— Task to complete —
Repeat, line for line, the entries printed below.

########

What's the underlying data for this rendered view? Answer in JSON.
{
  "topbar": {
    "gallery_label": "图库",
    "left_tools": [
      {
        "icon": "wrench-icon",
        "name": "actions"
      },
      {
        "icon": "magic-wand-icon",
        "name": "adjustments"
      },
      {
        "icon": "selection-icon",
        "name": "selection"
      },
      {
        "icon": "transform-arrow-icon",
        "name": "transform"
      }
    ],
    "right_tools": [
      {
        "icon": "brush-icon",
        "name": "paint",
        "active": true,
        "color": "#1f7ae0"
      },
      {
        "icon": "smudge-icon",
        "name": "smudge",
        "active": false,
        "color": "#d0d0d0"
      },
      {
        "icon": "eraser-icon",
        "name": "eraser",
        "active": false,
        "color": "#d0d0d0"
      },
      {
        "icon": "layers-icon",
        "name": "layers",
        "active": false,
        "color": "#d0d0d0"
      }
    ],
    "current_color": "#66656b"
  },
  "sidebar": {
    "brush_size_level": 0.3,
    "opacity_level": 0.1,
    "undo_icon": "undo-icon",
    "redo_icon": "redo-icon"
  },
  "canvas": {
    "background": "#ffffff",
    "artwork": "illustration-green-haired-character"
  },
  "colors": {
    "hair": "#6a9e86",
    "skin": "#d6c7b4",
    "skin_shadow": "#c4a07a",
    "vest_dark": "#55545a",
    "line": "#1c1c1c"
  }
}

########

— Response to the exercise —
What's the underlying data for this rendered view? Answer in JSON.
{
  "topbar": {
    "gallery_label": "图库",
    "left_tools": [
      {
        "icon": "wrench-icon",
        "name": "actions"
      },
      {
        "icon": "magic-wand-icon",
        "name": "adjustments"
      },
      {
        "icon": "selection-icon",
        "name": "selection"
      },
      {
        "icon": "transform-arrow-icon",
        "name": "transform"
      }
    ],
    "right_tools": [
      {
        "icon": "brush-icon",
        "name": "paint",
        "active": true,
        "color": "#1f7ae0"
      },
      {
        "icon": "smudge-icon",
        "name": "smudge",
        "active": false,
        "color": "#d0d0d0"
      },
      {
        "icon": "eraser-icon",
        "name": "eraser",
        "active": false,
        "color": "#d0d0d0"
      },
      {
        "icon": "layers-icon",
        "name": "layers",
        "active": false,
        "color": "#d0d0d0"
      }
    ],
    "current_color": "#66656b"
  },
  "sidebar": {
    "brush_size_level": 0.3,
    "opacity_level": 0.1,
    "undo_icon": "undo-icon",
    "redo_icon": "redo-icon"
  },
  "canvas": {
    "background": "#ffffff",
    "artwork": "illustration-green-haired-character"
  },
  "colors": {
    "hair": "#6a9e86",
    "skin": "#d6c7b4",
    "skin_shadow": "#c4a07a",
    "vest_dark": "#55545a",
    "line": "#1c1c1c"
  }
}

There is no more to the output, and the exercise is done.